### Task objective
In the records below, find the line containing "Output the text content of this document."; give it again exactly, along with every line that follows, and nothing else.

::::

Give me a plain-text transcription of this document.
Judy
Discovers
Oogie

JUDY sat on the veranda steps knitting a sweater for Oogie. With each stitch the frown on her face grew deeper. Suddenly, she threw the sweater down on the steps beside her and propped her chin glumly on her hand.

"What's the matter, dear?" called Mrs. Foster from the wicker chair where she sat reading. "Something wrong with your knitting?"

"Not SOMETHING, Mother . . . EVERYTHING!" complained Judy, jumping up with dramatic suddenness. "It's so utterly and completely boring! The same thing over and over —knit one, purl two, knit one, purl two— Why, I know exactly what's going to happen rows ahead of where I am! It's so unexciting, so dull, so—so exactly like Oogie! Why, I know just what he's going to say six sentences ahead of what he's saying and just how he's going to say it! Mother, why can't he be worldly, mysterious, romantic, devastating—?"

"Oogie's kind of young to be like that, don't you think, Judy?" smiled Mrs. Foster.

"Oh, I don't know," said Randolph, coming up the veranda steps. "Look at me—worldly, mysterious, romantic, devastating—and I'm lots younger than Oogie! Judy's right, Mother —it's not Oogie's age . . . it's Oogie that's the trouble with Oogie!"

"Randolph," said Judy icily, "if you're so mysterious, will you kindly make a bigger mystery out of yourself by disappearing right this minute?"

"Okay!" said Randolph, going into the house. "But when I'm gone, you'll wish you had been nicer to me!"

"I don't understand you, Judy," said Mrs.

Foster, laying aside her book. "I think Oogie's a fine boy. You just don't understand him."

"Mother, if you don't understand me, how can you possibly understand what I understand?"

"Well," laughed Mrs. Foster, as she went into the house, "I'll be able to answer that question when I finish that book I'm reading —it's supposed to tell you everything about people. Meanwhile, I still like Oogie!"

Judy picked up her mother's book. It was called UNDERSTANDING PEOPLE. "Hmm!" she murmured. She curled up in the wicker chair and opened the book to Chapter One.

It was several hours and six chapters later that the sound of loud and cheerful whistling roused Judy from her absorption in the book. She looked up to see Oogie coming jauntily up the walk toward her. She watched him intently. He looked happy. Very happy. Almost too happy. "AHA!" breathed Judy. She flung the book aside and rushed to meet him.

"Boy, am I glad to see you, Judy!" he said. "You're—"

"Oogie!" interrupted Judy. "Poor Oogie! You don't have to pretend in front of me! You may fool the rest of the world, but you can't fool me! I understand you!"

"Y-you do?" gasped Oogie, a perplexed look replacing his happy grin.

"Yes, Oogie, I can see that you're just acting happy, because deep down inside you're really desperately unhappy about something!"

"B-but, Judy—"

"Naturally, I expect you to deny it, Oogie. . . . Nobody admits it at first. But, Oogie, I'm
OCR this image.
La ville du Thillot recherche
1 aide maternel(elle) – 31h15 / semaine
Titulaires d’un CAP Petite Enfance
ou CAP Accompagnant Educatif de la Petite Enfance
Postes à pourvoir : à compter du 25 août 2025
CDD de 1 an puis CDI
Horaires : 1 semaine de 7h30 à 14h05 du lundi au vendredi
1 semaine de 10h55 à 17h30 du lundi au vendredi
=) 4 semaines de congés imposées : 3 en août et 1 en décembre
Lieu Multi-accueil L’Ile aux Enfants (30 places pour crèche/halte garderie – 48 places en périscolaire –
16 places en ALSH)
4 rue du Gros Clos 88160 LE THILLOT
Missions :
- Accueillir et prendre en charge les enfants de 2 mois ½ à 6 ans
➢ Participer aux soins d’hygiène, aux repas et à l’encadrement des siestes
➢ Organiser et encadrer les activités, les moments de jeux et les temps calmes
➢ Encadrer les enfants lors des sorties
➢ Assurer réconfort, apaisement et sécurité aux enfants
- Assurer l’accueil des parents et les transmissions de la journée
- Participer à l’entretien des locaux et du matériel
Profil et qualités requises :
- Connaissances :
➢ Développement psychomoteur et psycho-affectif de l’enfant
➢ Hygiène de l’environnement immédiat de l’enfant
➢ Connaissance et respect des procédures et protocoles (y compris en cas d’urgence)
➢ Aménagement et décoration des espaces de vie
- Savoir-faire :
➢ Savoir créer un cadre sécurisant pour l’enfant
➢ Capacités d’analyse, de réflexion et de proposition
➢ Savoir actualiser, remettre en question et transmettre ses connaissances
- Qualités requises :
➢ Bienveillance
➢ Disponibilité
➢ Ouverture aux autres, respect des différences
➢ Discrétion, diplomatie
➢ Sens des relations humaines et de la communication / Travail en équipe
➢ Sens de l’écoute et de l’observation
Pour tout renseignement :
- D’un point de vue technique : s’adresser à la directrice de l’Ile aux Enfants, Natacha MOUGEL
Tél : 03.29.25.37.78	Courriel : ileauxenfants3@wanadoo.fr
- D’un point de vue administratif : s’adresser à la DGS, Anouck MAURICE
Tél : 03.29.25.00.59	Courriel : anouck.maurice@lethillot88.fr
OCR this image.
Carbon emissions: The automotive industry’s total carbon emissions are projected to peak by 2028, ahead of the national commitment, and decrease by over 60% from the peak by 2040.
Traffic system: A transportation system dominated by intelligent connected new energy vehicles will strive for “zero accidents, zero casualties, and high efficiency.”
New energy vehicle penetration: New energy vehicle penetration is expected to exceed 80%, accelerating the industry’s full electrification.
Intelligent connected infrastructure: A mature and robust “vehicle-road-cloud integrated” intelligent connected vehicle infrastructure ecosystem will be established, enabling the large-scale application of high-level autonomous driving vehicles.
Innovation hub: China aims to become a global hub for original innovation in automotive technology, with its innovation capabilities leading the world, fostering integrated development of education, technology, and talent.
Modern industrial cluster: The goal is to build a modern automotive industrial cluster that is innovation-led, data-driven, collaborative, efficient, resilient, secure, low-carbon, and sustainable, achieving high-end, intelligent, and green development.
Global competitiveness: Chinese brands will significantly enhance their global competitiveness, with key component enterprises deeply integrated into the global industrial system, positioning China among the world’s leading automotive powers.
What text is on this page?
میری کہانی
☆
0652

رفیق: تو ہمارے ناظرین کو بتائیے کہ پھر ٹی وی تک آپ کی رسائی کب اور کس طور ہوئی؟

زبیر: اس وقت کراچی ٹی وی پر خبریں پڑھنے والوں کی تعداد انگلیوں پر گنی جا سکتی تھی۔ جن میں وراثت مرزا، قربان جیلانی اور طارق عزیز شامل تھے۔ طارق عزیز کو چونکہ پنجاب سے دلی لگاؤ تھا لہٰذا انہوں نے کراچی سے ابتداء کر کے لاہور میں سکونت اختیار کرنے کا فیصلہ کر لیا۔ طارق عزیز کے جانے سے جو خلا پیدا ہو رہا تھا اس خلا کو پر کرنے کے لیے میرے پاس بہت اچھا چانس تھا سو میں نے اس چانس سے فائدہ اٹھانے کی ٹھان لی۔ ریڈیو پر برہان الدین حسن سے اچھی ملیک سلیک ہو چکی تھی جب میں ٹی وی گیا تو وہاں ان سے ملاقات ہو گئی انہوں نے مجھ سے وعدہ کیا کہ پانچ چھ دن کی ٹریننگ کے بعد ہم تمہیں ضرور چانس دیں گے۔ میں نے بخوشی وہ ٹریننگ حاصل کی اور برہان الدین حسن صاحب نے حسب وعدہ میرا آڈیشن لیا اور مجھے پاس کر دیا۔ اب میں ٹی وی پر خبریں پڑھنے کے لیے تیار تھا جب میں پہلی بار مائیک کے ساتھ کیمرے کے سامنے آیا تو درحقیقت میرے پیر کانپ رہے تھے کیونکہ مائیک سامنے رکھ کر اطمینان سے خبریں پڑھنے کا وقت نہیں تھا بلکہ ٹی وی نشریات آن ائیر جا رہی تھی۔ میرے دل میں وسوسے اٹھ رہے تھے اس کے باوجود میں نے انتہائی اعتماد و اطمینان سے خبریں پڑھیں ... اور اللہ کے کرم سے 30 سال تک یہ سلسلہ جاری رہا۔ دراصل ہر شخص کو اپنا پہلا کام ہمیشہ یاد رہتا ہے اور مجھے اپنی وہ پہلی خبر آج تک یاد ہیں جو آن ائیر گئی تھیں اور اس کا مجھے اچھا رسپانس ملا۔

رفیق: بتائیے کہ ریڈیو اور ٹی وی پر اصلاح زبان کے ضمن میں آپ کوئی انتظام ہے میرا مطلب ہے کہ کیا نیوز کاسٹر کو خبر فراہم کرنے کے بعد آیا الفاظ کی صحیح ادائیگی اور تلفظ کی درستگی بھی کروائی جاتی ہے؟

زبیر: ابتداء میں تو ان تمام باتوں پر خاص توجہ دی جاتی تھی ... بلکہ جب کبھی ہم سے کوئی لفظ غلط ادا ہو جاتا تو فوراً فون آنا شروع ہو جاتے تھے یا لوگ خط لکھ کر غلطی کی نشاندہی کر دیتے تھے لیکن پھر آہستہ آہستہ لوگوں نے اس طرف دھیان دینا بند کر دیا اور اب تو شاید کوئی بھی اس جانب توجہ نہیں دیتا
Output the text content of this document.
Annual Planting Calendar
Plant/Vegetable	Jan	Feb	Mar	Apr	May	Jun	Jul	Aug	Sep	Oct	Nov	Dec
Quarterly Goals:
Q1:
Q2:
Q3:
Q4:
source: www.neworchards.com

::::

### Answer below
Output the text content of this document.
Annual Planting Calendar
Plant/Vegetable	Jan	Feb	Mar	Apr	May	Jun	Jul	Aug	Sep	Oct	Nov	Dec
Quarterly Goals:
Q1:
Q2:
Q3:
Q4:
source: www.neworchards.com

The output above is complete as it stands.